─── Exercise materials
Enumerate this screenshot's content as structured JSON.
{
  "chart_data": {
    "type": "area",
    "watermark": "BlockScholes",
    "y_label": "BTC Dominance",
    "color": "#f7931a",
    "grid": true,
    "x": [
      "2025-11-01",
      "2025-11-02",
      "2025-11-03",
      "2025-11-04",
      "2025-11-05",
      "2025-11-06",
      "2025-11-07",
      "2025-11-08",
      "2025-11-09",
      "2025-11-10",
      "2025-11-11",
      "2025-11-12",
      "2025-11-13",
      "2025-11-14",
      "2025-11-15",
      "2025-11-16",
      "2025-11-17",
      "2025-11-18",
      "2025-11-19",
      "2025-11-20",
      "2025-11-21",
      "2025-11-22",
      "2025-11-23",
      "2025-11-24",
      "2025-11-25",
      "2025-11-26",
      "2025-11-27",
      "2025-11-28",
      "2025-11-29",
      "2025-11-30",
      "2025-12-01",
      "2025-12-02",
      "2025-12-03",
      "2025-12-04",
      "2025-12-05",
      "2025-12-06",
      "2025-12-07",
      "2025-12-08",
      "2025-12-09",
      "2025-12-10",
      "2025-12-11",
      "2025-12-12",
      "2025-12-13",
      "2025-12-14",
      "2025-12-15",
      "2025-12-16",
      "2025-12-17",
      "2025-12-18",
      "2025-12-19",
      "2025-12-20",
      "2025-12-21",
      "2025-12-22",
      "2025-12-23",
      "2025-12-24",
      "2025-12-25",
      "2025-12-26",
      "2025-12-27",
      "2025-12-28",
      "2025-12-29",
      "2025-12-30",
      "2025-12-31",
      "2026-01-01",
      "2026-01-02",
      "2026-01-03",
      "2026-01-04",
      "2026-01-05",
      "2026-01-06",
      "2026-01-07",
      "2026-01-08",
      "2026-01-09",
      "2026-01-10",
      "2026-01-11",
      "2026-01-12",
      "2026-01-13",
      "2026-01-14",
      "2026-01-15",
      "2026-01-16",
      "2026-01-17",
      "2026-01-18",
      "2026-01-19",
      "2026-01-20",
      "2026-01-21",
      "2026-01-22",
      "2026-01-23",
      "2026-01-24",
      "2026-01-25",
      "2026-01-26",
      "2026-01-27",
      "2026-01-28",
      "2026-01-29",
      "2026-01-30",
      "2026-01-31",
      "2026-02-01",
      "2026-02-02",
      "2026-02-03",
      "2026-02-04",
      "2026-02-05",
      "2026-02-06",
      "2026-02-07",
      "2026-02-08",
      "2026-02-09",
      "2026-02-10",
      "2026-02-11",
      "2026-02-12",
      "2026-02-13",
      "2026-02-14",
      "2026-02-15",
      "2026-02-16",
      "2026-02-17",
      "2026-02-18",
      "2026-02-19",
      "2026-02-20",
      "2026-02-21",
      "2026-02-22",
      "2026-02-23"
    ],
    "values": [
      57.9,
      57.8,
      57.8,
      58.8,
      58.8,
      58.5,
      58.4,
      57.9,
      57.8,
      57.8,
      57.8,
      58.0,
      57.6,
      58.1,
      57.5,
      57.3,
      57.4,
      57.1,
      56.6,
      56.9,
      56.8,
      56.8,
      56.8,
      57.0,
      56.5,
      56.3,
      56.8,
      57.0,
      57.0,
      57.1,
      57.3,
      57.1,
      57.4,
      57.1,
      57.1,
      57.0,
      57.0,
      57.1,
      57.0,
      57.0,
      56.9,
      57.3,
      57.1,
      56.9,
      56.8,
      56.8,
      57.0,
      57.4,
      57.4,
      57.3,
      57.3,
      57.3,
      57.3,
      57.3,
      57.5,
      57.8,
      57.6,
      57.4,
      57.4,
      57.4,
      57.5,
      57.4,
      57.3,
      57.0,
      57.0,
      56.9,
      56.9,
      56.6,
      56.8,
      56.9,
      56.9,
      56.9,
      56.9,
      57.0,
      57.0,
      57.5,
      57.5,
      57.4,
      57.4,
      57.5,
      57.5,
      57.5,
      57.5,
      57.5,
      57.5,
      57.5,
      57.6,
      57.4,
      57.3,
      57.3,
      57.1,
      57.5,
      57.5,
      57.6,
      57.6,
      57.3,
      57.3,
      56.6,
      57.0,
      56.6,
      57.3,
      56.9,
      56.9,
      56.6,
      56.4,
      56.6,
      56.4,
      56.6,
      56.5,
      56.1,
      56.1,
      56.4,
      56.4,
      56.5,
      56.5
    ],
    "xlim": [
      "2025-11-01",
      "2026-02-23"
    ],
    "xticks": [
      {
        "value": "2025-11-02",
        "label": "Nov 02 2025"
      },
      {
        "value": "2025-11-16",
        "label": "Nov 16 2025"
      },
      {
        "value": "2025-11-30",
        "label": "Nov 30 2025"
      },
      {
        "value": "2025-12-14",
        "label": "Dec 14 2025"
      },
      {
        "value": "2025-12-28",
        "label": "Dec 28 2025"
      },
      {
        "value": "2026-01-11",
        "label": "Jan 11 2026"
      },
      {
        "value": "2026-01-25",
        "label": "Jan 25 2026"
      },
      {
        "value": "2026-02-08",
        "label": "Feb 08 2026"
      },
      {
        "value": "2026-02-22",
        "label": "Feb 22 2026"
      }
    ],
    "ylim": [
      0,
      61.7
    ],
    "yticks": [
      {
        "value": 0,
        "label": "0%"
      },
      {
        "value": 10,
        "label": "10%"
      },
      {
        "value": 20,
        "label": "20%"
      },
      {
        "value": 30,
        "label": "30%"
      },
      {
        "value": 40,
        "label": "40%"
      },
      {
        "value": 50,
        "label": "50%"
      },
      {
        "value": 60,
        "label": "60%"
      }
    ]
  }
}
──────
Would you reproduce all the entries exactly?

Enumerate this screenshot's content as structured JSON.
{
  "chart_data": {
    "type": "area",
    "watermark": "BlockScholes",
    "y_label": "BTC Dominance",
    "color": "#f7931a",
    "grid": true,
    "x": [
      "2025-11-01",
      "2025-11-02",
      "2025-11-03",
      "2025-11-04",
      "2025-11-05",
      "2025-11-06",
      "2025-11-07",
      "2025-11-08",
      "2025-11-09",
      "2025-11-10",
      "2025-11-11",
      "2025-11-12",
      "2025-11-13",
      "2025-11-14",
      "2025-11-15",
      "2025-11-16",
      "2025-11-17",
      "2025-11-18",
      "2025-11-19",
      "2025-11-20",
      "2025-11-21",
      "2025-11-22",
      "2025-11-23",
      "2025-11-24",
      "2025-11-25",
      "2025-11-26",
      "2025-11-27",
      "2025-11-28",
      "2025-11-29",
      "2025-11-30",
      "2025-12-01",
      "2025-12-02",
      "2025-12-03",
      "2025-12-04",
      "2025-12-05",
      "2025-12-06",
      "2025-12-07",
      "2025-12-08",
      "2025-12-09",
      "2025-12-10",
      "2025-12-11",
      "2025-12-12",
      "2025-12-13",
      "2025-12-14",
      "2025-12-15",
      "2025-12-16",
      "2025-12-17",
      "2025-12-18",
      "2025-12-19",
      "2025-12-20",
      "2025-12-21",
      "2025-12-22",
      "2025-12-23",
      "2025-12-24",
      "2025-12-25",
      "2025-12-26",
      "2025-12-27",
      "2025-12-28",
      "2025-12-29",
      "2025-12-30",
      "2025-12-31",
      "2026-01-01",
      "2026-01-02",
      "2026-01-03",
      "2026-01-04",
      "2026-01-05",
      "2026-01-06",
      "2026-01-07",
      "2026-01-08",
      "2026-01-09",
      "2026-01-10",
      "2026-01-11",
      "2026-01-12",
      "2026-01-13",
      "2026-01-14",
      "2026-01-15",
      "2026-01-16",
      "2026-01-17",
      "2026-01-18",
      "2026-01-19",
      "2026-01-20",
      "2026-01-21",
      "2026-01-22",
      "2026-01-23",
      "2026-01-24",
      "2026-01-25",
      "2026-01-26",
      "2026-01-27",
      "2026-01-28",
      "2026-01-29",
      "2026-01-30",
      "2026-01-31",
      "2026-02-01",
      "2026-02-02",
      "2026-02-03",
      "2026-02-04",
      "2026-02-05",
      "2026-02-06",
      "2026-02-07",
      "2026-02-08",
      "2026-02-09",
      "2026-02-10",
      "2026-02-11",
      "2026-02-12",
      "2026-02-13",
      "2026-02-14",
      "2026-02-15",
      "2026-02-16",
      "2026-02-17",
      "2026-02-18",
      "2026-02-19",
      "2026-02-20",
      "2026-02-21",
      "2026-02-22",
      "2026-02-23"
    ],
    "values": [
      57.9,
      57.8,
      57.8,
      58.8,
      58.8,
      58.5,
      58.4,
      57.9,
      57.8,
      57.8,
      57.8,
      58.0,
      57.6,
      58.1,
      57.5,
      57.3,
      57.4,
      57.1,
      56.6,
      56.9,
      56.8,
      56.8,
      56.8,
      57.0,
      56.5,
      56.3,
      56.8,
      57.0,
      57.0,
      57.1,
      57.3,
      57.1,
      57.4,
      57.1,
      57.1,
      57.0,
      57.0,
      57.1,
      57.0,
      57.0,
      56.9,
      57.3,
      57.1,
      56.9,
      56.8,
      56.8,
      57.0,
      57.4,
      57.4,
      57.3,
      57.3,
      57.3,
      57.3,
      57.3,
      57.5,
      57.8,
      57.6,
      57.4,
      57.4,
      57.4,
      57.5,
      57.4,
      57.3,
      57.0,
      57.0,
      56.9,
      56.9,
      56.6,
      56.8,
      56.9,
      56.9,
      56.9,
      56.9,
      57.0,
      57.0,
      57.5,
      57.5,
      57.4,
      57.4,
      57.5,
      57.5,
      57.5,
      57.5,
      57.5,
      57.5,
      57.5,
      57.6,
      57.4,
      57.3,
      57.3,
      57.1,
      57.5,
      57.5,
      57.6,
      57.6,
      57.3,
      57.3,
      56.6,
      57.0,
      56.6,
      57.3,
      56.9,
      56.9,
      56.6,
      56.4,
      56.6,
      56.4,
      56.6,
      56.5,
      56.1,
      56.1,
      56.4,
      56.4,
      56.5,
      56.5
    ],
    "xlim": [
      "2025-11-01",
      "2026-02-23"
    ],
    "xticks": [
      {
        "value": "2025-11-02",
        "label": "Nov 02 2025"
      },
      {
        "value": "2025-11-16",
        "label": "Nov 16 2025"
      },
      {
        "value": "2025-11-30",
        "label": "Nov 30 2025"
      },
      {
        "value": "2025-12-14",
        "label": "Dec 14 2025"
      },
      {
        "value": "2025-12-28",
        "label": "Dec 28 2025"
      },
      {
        "value": "2026-01-11",
        "label": "Jan 11 2026"
      },
      {
        "value": "2026-01-25",
        "label": "Jan 25 2026"
      },
      {
        "value": "2026-02-08",
        "label": "Feb 08 2026"
      },
      {
        "value": "2026-02-22",
        "label": "Feb 22 2026"
      }
    ],
    "ylim": [
      0,
      61.7
    ],
    "yticks": [
      {
        "value": 0,
        "label": "0%"
      },
      {
        "value": 10,
        "label": "10%"
      },
      {
        "value": 20,
        "label": "20%"
      },
      {
        "value": 30,
        "label": "30%"
      },
      {
        "value": 40,
        "label": "40%"
      },
      {
        "value": 50,
        "label": "50%"
      },
      {
        "value": 60,
        "label": "60%"
      }
    ]
  }
}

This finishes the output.